Your objective: Leave out the pictures and return every entry exactly as it appears.

Records from a dataset:
--------------------

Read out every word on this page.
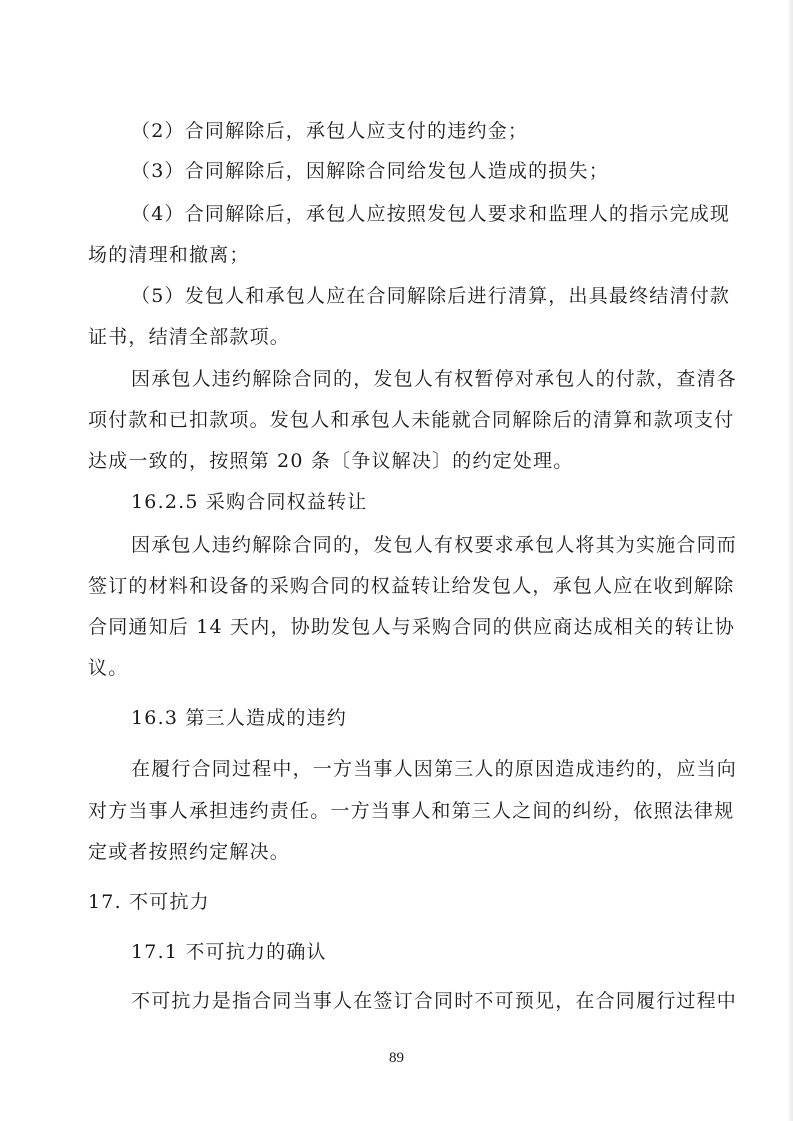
（2）合同解除后，承包人应支付的违约金；
（3）合同解除后，因解除合同给发包人造成的损失；
（4）合同解除后，承包人应按照发包人要求和监理人的指示完成现
场的清理和撤离；
（5）发包人和承包人应在合同解除后进行清算，出具最终结清付款
证书，结清全部款项。
因承包人违约解除合同的，发包人有权暂停对承包人的付款，查清各
项付款和已扣款项。发包人和承包人未能就合同解除后的清算和款项支付
达成一致的，按照第 20 条〔争议解决〕的约定处理。
16.2.5 采购合同权益转让
因承包人违约解除合同的，发包人有权要求承包人将其为实施合同而
签订的材料和设备的采购合同的权益转让给发包人，承包人应在收到解除
合同通知后 14 天内，协助发包人与采购合同的供应商达成相关的转让协
议。
16.3 第三人造成的违约
在履行合同过程中，一方当事人因第三人的原因造成违约的，应当向
对方当事人承担违约责任。一方当事人和第三人之间的纠纷，依照法律规
定或者按照约定解决。
17. 不可抗力
17.1 不可抗力的确认
不可抗力是指合同当事人在签订合同时不可预见，在合同履行过程中
89
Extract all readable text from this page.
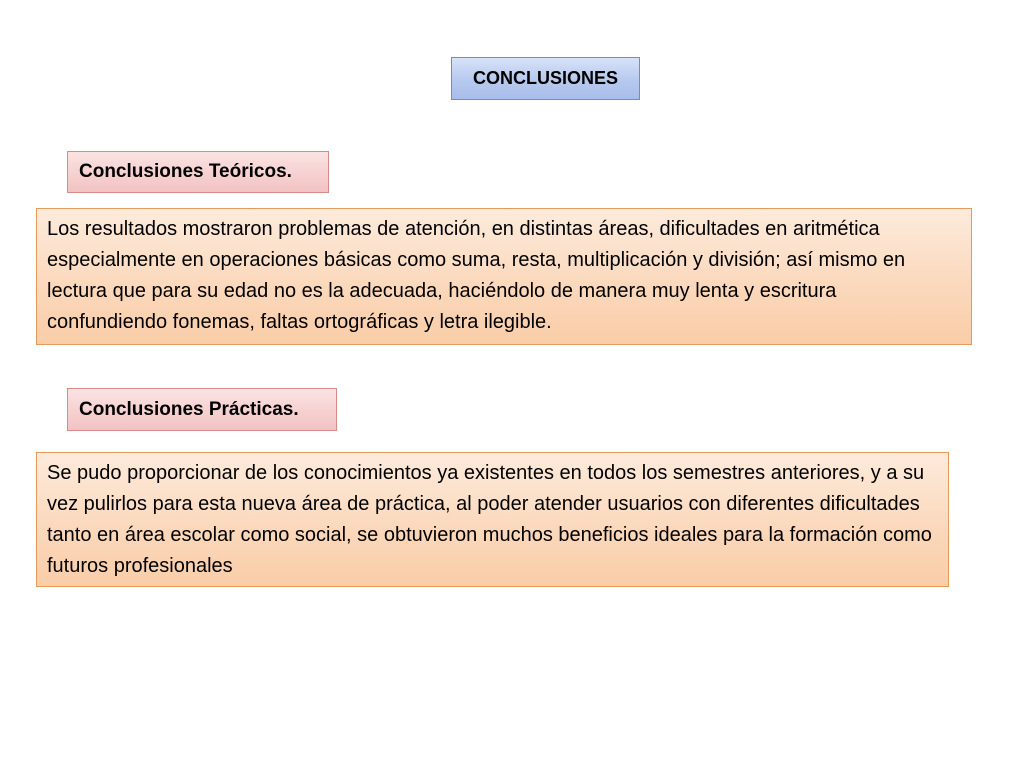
CONCLUSIONES
Conclusiones Teóricos.
Los resultados mostraron problemas de atención, en distintas áreas, dificultades en aritmética especialmente en operaciones básicas como suma, resta, multiplicación y división; así mismo en lectura que para su edad no es la adecuada, haciéndolo de manera muy lenta y escritura confundiendo fonemas, faltas ortográficas y letra ilegible.
Conclusiones Prácticas.
Se pudo proporcionar de los conocimientos ya existentes en todos los semestres anteriores, y a su vez pulirlos para esta nueva área de práctica, al poder atender usuarios con diferentes dificultades tanto en área escolar como social, se obtuvieron muchos beneficios ideales para la formación como futuros profesionales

--------------------

Solution:
Read out every word on this page.
（2）合同解除后，承包人应支付的违约金；
（3）合同解除后，因解除合同给发包人造成的损失；
（4）合同解除后，承包人应按照发包人要求和监理人的指示完成现
场的清理和撤离；
（5）发包人和承包人应在合同解除后进行清算，出具最终结清付款
证书，结清全部款项。
因承包人违约解除合同的，发包人有权暂停对承包人的付款，查清各
项付款和已扣款项。发包人和承包人未能就合同解除后的清算和款项支付
达成一致的，按照第 20 条〔争议解决〕的约定处理。
16.2.5 采购合同权益转让
因承包人违约解除合同的，发包人有权要求承包人将其为实施合同而
签订的材料和设备的采购合同的权益转让给发包人，承包人应在收到解除
合同通知后 14 天内，协助发包人与采购合同的供应商达成相关的转让协
议。
16.3 第三人造成的违约
在履行合同过程中，一方当事人因第三人的原因造成违约的，应当向
对方当事人承担违约责任。一方当事人和第三人之间的纠纷，依照法律规
定或者按照约定解决。
17. 不可抗力
17.1 不可抗力的确认
不可抗力是指合同当事人在签订合同时不可预见，在合同履行过程中
89
Extract all readable text from this page.
CONCLUSIONES
Conclusiones Teóricos.
Los resultados mostraron problemas de atención, en distintas áreas, dificultades en aritmética especialmente en operaciones básicas como suma, resta, multiplicación y división; así mismo en lectura que para su edad no es la adecuada, haciéndolo de manera muy lenta y escritura confundiendo fonemas, faltas ortográficas y letra ilegible.
Conclusiones Prácticas.
Se pudo proporcionar de los conocimientos ya existentes en todos los semestres anteriores, y a su vez pulirlos para esta nueva área de práctica, al poder atender usuarios con diferentes dificultades tanto en área escolar como social, se obtuvieron muchos beneficios ideales para la formación como futuros profesionales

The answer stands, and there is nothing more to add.